Brief => Check each line of the records below and collect those that include the word "name".
+ + + + + + +
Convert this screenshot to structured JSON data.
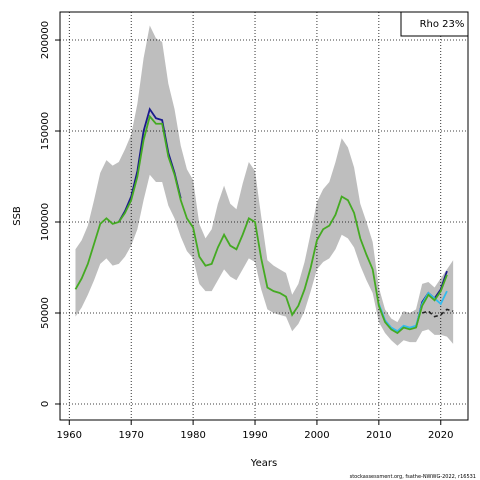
{
  "chart_data": {
    "type": "line",
    "y_label": "SSB",
    "x_label": "Years",
    "annotation": "Rho 23%",
    "footnote": "stockassessment.org, fsathe-NWWG-2022, r16531",
    "xlim": [
      1958.5,
      2024.4
    ],
    "ylim": [
      -8800,
      215400
    ],
    "xticks": [
      1960,
      1970,
      1980,
      1990,
      2000,
      2010,
      2020
    ],
    "yticks": [
      0,
      50000,
      100000,
      150000,
      200000
    ],
    "grid": true,
    "band": {
      "color": "#bebebe",
      "x": [
        1961,
        1962,
        1963,
        1964,
        1965,
        1966,
        1967,
        1968,
        1969,
        1970,
        1971,
        1972,
        1973,
        1974,
        1975,
        1976,
        1977,
        1978,
        1979,
        1980,
        1981,
        1982,
        1983,
        1984,
        1985,
        1986,
        1987,
        1988,
        1989,
        1990,
        1991,
        1992,
        1993,
        1994,
        1995,
        1996,
        1997,
        1998,
        1999,
        2000,
        2001,
        2002,
        2003,
        2004,
        2005,
        2006,
        2007,
        2008,
        2009,
        2010,
        2011,
        2012,
        2013,
        2014,
        2015,
        2016,
        2017,
        2018,
        2019,
        2020,
        2021,
        2022
      ],
      "upper": [
        85000,
        90000,
        98000,
        112000,
        127000,
        134000,
        131000,
        133000,
        140000,
        148000,
        165000,
        190000,
        208000,
        201000,
        199000,
        176000,
        162000,
        142000,
        129000,
        123000,
        99000,
        91000,
        96000,
        110000,
        120000,
        110000,
        107000,
        121000,
        133000,
        128000,
        103000,
        79000,
        76000,
        74000,
        72000,
        60000,
        66000,
        78000,
        94000,
        111000,
        118000,
        122000,
        133000,
        146000,
        141000,
        130000,
        110000,
        100000,
        89000,
        64000,
        52000,
        47000,
        45000,
        51000,
        50000,
        52000,
        66000,
        67000,
        64000,
        69000,
        74000,
        79000
      ],
      "lower": [
        48000,
        53000,
        60000,
        68000,
        77000,
        80000,
        76000,
        77000,
        81000,
        87000,
        96000,
        112000,
        126000,
        122000,
        122000,
        109000,
        102000,
        92000,
        84000,
        80000,
        66000,
        62000,
        62000,
        68000,
        74000,
        70000,
        68000,
        74000,
        80000,
        78000,
        63000,
        52000,
        50000,
        49000,
        48000,
        40000,
        44000,
        51000,
        62000,
        74000,
        78000,
        80000,
        85000,
        93000,
        91000,
        86000,
        76000,
        68000,
        61000,
        45000,
        39000,
        35000,
        32000,
        35000,
        34000,
        34000,
        40000,
        41000,
        38000,
        38000,
        37000,
        33000
      ]
    },
    "series": [
      {
        "color": "#1a1a8c",
        "x": [
          1968,
          1969,
          1970,
          1971,
          1972,
          1973,
          1974,
          1975,
          1976,
          1977,
          1978
        ],
        "values": [
          100000,
          106000,
          114000,
          128000,
          150000,
          162000,
          157000,
          156000,
          138000,
          127000,
          113000
        ]
      },
      {
        "color": "#1a1a8c",
        "x": [
          2016,
          2017,
          2018,
          2019,
          2020,
          2021
        ],
        "values": [
          42000,
          56000,
          61000,
          58000,
          63000,
          73000
        ]
      },
      {
        "color": "#33bbee",
        "x": [
          2010,
          2011,
          2012,
          2013,
          2014,
          2015,
          2016,
          2017,
          2018,
          2019,
          2020,
          2021
        ],
        "values": [
          55000,
          46000,
          42000,
          40000,
          43000,
          42000,
          43000,
          55000,
          61000,
          58000,
          55000,
          62000
        ]
      },
      {
        "color": "#44aa22",
        "x": [
          1961,
          1962,
          1963,
          1964,
          1965,
          1966,
          1967,
          1968,
          1969,
          1970,
          1971,
          1972,
          1973,
          1974,
          1975,
          1976,
          1977,
          1978,
          1979,
          1980,
          1981,
          1982,
          1983,
          1984,
          1985,
          1986,
          1987,
          1988,
          1989,
          1990,
          1991,
          1992,
          1993,
          1994,
          1995,
          1996,
          1997,
          1998,
          1999,
          2000,
          2001,
          2002,
          2003,
          2004,
          2005,
          2006,
          2007,
          2008,
          2009,
          2010,
          2011,
          2012,
          2013,
          2014,
          2015,
          2016,
          2017,
          2018,
          2019,
          2020,
          2021
        ],
        "values": [
          63000,
          69000,
          77000,
          88000,
          99000,
          102000,
          99000,
          100000,
          105000,
          112000,
          125000,
          145000,
          158000,
          154000,
          154000,
          136000,
          126000,
          112000,
          102000,
          97000,
          81000,
          76000,
          77000,
          86000,
          93000,
          87000,
          85000,
          93000,
          102000,
          100000,
          80000,
          64000,
          62000,
          61000,
          59000,
          49000,
          54000,
          63000,
          75000,
          90000,
          96000,
          98000,
          104000,
          114000,
          112000,
          105000,
          91000,
          82000,
          74000,
          54000,
          45000,
          41000,
          39000,
          42000,
          41000,
          42000,
          54000,
          60000,
          57000,
          62000,
          71000
        ]
      },
      {
        "color": "#222222",
        "dashed": true,
        "x": [
          2017,
          2018,
          2019,
          2020,
          2021,
          2022
        ],
        "values": [
          50000,
          51000,
          48000,
          49000,
          52000,
          51000
        ]
      }
    ]
  }
}
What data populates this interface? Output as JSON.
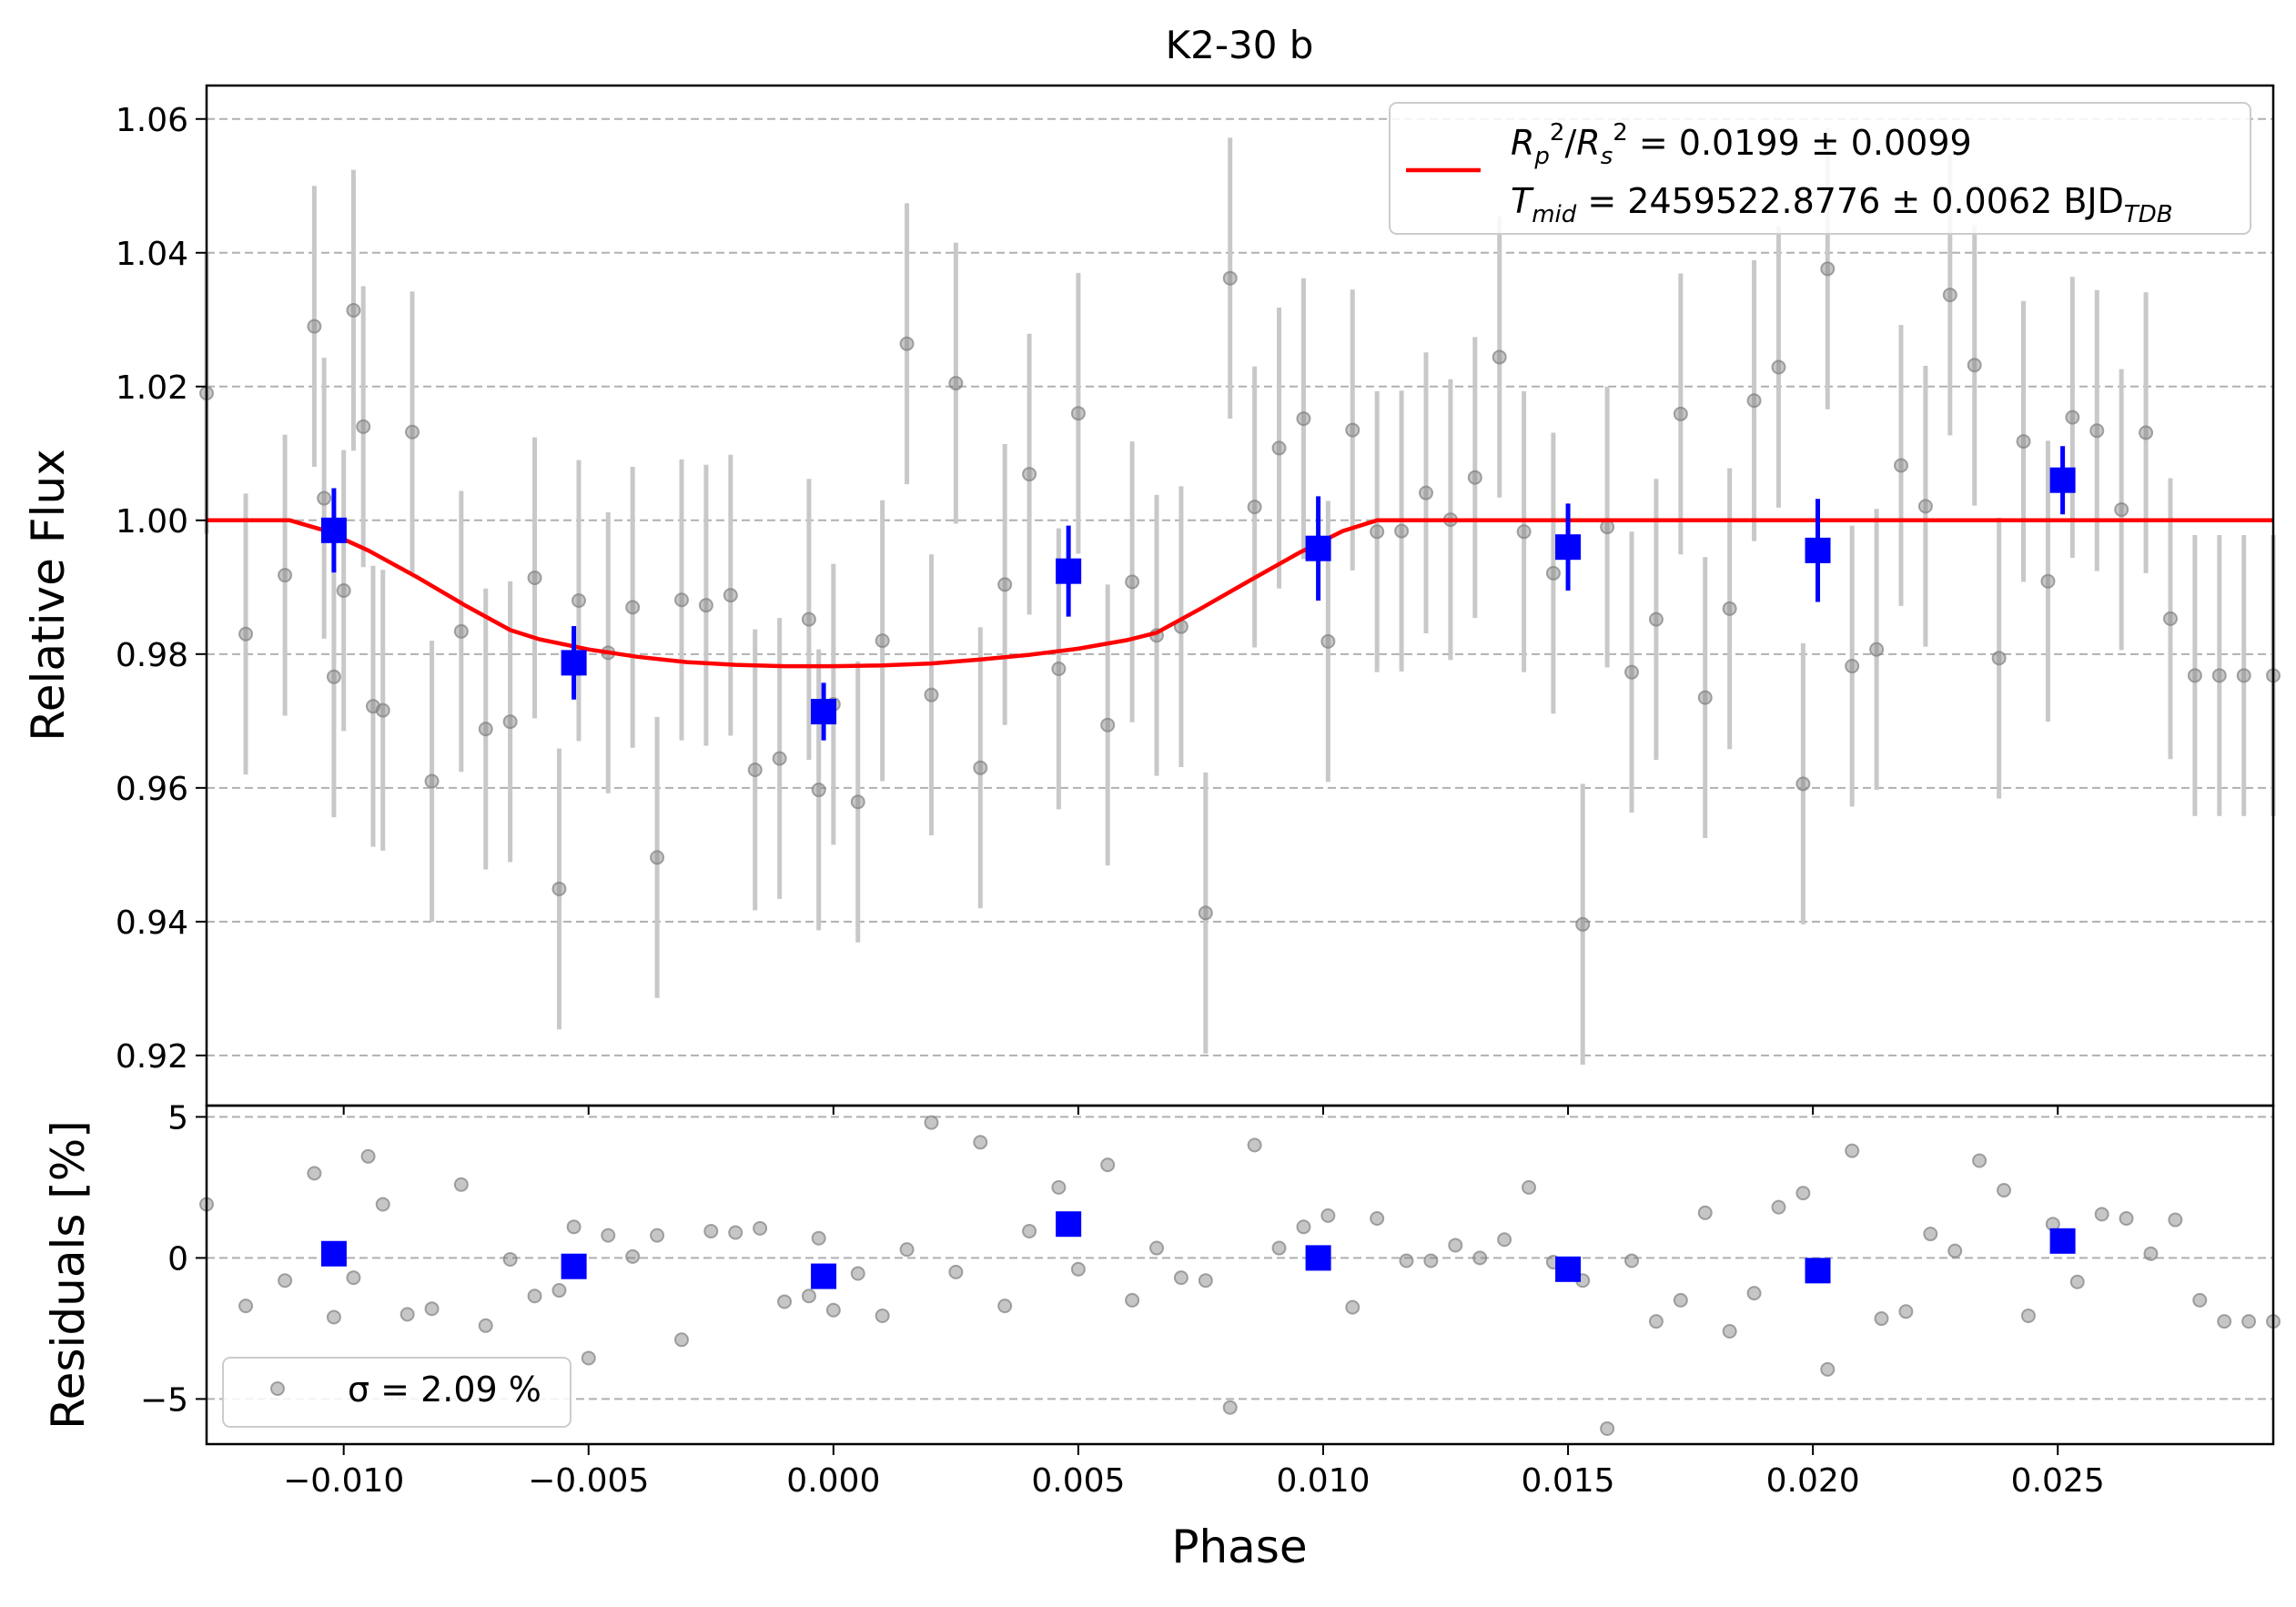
{
  "chart_data": [
    {
      "type": "scatter",
      "panel": "main",
      "title": "K2-30 b",
      "xlabel": "",
      "ylabel": "Relative Flux",
      "xlim": [
        -0.0128,
        0.0294
      ],
      "ylim": [
        0.9125,
        1.065
      ],
      "yticks": [
        "0.92",
        "0.94",
        "0.96",
        "0.98",
        "1.00",
        "1.02",
        "1.04",
        "1.06"
      ],
      "grid": "horizontal dashed",
      "legend": {
        "position": "top-right",
        "entries": [
          {
            "label_lines": [
              "R_p^2/R_s^2 = 0.0199 ± 0.0099",
              "T_mid = 2459522.8776 ± 0.0062 BJD_TDB"
            ],
            "color": "#ff0000"
          }
        ]
      },
      "model": {
        "name": "transit model",
        "color": "#ff0000",
        "x": [
          -0.0128,
          -0.0111,
          -0.0104,
          -0.0095,
          -0.0085,
          -0.0075,
          -0.0066,
          -0.006,
          -0.005,
          -0.004,
          -0.003,
          -0.002,
          -0.001,
          0.0,
          0.001,
          0.002,
          0.003,
          0.004,
          0.005,
          0.006,
          0.0066,
          0.0075,
          0.0085,
          0.0095,
          0.0104,
          0.0111,
          0.0294
        ],
        "y": [
          1.0,
          1.0,
          0.9985,
          0.9955,
          0.9915,
          0.9872,
          0.9836,
          0.9822,
          0.9807,
          0.9796,
          0.9788,
          0.9784,
          0.9782,
          0.9782,
          0.9783,
          0.9786,
          0.9792,
          0.9799,
          0.9808,
          0.9821,
          0.9832,
          0.9868,
          0.991,
          0.9951,
          0.9984,
          1.0,
          1.0
        ]
      },
      "binned": {
        "name": "binned",
        "color": "#0000ff",
        "x": [
          -0.0102,
          -0.0053,
          -0.0002,
          0.0048,
          0.0099,
          0.015,
          0.0201,
          0.0251
        ],
        "y": [
          0.9985,
          0.9787,
          0.9714,
          0.9924,
          0.9958,
          0.996,
          0.9955,
          1.006
        ],
        "err": [
          0.0063,
          0.0055,
          0.0043,
          0.0068,
          0.0078,
          0.0065,
          0.0077,
          0.0051
        ]
      },
      "raw": {
        "name": "raw",
        "color": "#808080",
        "err": 0.021,
        "x": [
          -0.0128,
          -0.012,
          -0.0112,
          -0.0106,
          -0.0104,
          -0.0102,
          -0.01,
          -0.0098,
          -0.0096,
          -0.0094,
          -0.0092,
          -0.0086,
          -0.0082,
          -0.0076,
          -0.0071,
          -0.0066,
          -0.0061,
          -0.0056,
          -0.0052,
          -0.0046,
          -0.0041,
          -0.0036,
          -0.0031,
          -0.0026,
          -0.0021,
          -0.0016,
          -0.0011,
          -0.0005,
          -0.0003,
          0.0,
          0.0005,
          0.001,
          0.0015,
          0.002,
          0.0025,
          0.003,
          0.0035,
          0.004,
          0.0046,
          0.005,
          0.0056,
          0.0061,
          0.0066,
          0.0071,
          0.0076,
          0.0081,
          0.0086,
          0.0091,
          0.0096,
          0.0101,
          0.0106,
          0.0111,
          0.0116,
          0.0121,
          0.0126,
          0.0131,
          0.0136,
          0.0141,
          0.0147,
          0.0153,
          0.0158,
          0.0163,
          0.0168,
          0.0173,
          0.0178,
          0.0183,
          0.0188,
          0.0193,
          0.0198,
          0.0203,
          0.0208,
          0.0213,
          0.0218,
          0.0223,
          0.0228,
          0.0233,
          0.0238,
          0.0243,
          0.0248,
          0.0253,
          0.0258,
          0.0263,
          0.0268,
          0.0273,
          0.0278,
          0.0283,
          0.0288,
          0.0294
        ],
        "y": [
          1.019,
          0.983,
          0.9918,
          1.029,
          1.0033,
          0.9766,
          0.9895,
          1.0314,
          1.014,
          0.9722,
          0.9716,
          1.0132,
          0.961,
          0.9834,
          0.9688,
          0.9699,
          0.9914,
          0.9449,
          0.988,
          0.9802,
          0.987,
          0.9496,
          0.9881,
          0.9873,
          0.9888,
          0.9627,
          0.9644,
          0.9852,
          0.9597,
          0.9725,
          0.9579,
          0.982,
          1.0264,
          0.9739,
          1.0205,
          0.963,
          0.9904,
          1.0069,
          0.9778,
          1.016,
          0.9694,
          0.9908,
          0.9828,
          0.9841,
          0.9413,
          1.0362,
          1.002,
          1.0108,
          1.0152,
          0.9819,
          1.0135,
          0.9983,
          0.9984,
          1.0041,
          1.0001,
          1.0064,
          1.0244,
          0.9983,
          0.9921,
          0.9396,
          0.999,
          0.9773,
          0.9852,
          1.0159,
          0.9735,
          0.9868,
          1.0179,
          1.0229,
          0.9606,
          1.0376,
          0.9782,
          0.9807,
          1.0082,
          1.0021,
          1.0337,
          1.0232,
          0.9794,
          1.0118,
          0.9909,
          1.0154,
          1.0134,
          1.0016,
          1.0131,
          0.9853,
          0.9768,
          0.9768,
          0.9768,
          0.9768
        ]
      }
    },
    {
      "type": "scatter",
      "panel": "residuals",
      "title": "",
      "xlabel": "Phase",
      "ylabel": "Residuals [%]",
      "xlim": [
        -0.0128,
        0.0294
      ],
      "ylim": [
        -6.6,
        5.4
      ],
      "xticks": [
        "−0.010",
        "−0.005",
        "0.000",
        "0.005",
        "0.010",
        "0.015",
        "0.020",
        "0.025"
      ],
      "yticks": [
        "−5",
        "0",
        "5"
      ],
      "grid": "horizontal dashed",
      "legend": {
        "position": "bottom-left",
        "entries": [
          {
            "label": "σ = 2.09 %",
            "color": "#808080"
          }
        ]
      },
      "binned": {
        "x": [
          -0.0102,
          -0.0053,
          -0.0002,
          0.0048,
          0.0099,
          0.015,
          0.0201,
          0.0251
        ],
        "y": [
          0.15,
          -0.3,
          -0.65,
          1.2,
          0.0,
          -0.4,
          -0.45,
          0.6
        ]
      },
      "raw": {
        "x": [
          -0.0128,
          -0.012,
          -0.0112,
          -0.0106,
          -0.0102,
          -0.0098,
          -0.0095,
          -0.0092,
          -0.0087,
          -0.0082,
          -0.0076,
          -0.0071,
          -0.0066,
          -0.0061,
          -0.0056,
          -0.0053,
          -0.005,
          -0.0046,
          -0.0041,
          -0.0036,
          -0.0031,
          -0.0025,
          -0.002,
          -0.0015,
          -0.001,
          -0.0005,
          -0.0003,
          0.0,
          0.0005,
          0.001,
          0.0015,
          0.002,
          0.0025,
          0.003,
          0.0035,
          0.004,
          0.0046,
          0.005,
          0.0056,
          0.0061,
          0.0066,
          0.0071,
          0.0076,
          0.0081,
          0.0086,
          0.0091,
          0.0096,
          0.0101,
          0.0106,
          0.0111,
          0.0117,
          0.0122,
          0.0127,
          0.0132,
          0.0137,
          0.0142,
          0.0147,
          0.0153,
          0.0158,
          0.0163,
          0.0168,
          0.0173,
          0.0178,
          0.0183,
          0.0188,
          0.0193,
          0.0198,
          0.0203,
          0.0208,
          0.0214,
          0.0219,
          0.0224,
          0.0229,
          0.0234,
          0.0239,
          0.0244,
          0.0249,
          0.0254,
          0.0259,
          0.0264,
          0.0269,
          0.0274,
          0.0279,
          0.0284,
          0.0289,
          0.0294
        ],
        "y": [
          1.9,
          -1.7,
          -0.8,
          3.0,
          -2.1,
          -0.7,
          3.6,
          1.9,
          -2.0,
          -1.8,
          2.6,
          -2.4,
          -0.05,
          -1.35,
          -1.15,
          1.1,
          -3.55,
          0.8,
          0.05,
          0.8,
          -2.9,
          0.95,
          0.9,
          1.05,
          -1.55,
          -1.35,
          0.7,
          -1.85,
          -0.55,
          -2.05,
          0.3,
          4.8,
          -0.5,
          4.1,
          -1.7,
          0.95,
          2.5,
          -0.4,
          3.3,
          -1.5,
          0.35,
          -0.7,
          -0.8,
          -5.3,
          4.0,
          0.35,
          1.1,
          1.5,
          -1.75,
          1.4,
          -0.1,
          -0.1,
          0.45,
          0.0,
          0.65,
          2.5,
          -0.15,
          -0.8,
          -6.05,
          -0.1,
          -2.25,
          -1.5,
          1.6,
          -2.6,
          -1.25,
          1.8,
          2.3,
          -3.95,
          3.8,
          -2.15,
          -1.9,
          0.85,
          0.25,
          3.45,
          2.4,
          -2.05,
          1.2,
          -0.85,
          1.55,
          1.4,
          0.15,
          1.35,
          -1.5,
          -2.25,
          -2.25,
          -2.25
        ]
      }
    }
  ]
}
+ + + + + + +
Response =>
        "name": "transit model",
        "name": "binned",
        "name": "raw",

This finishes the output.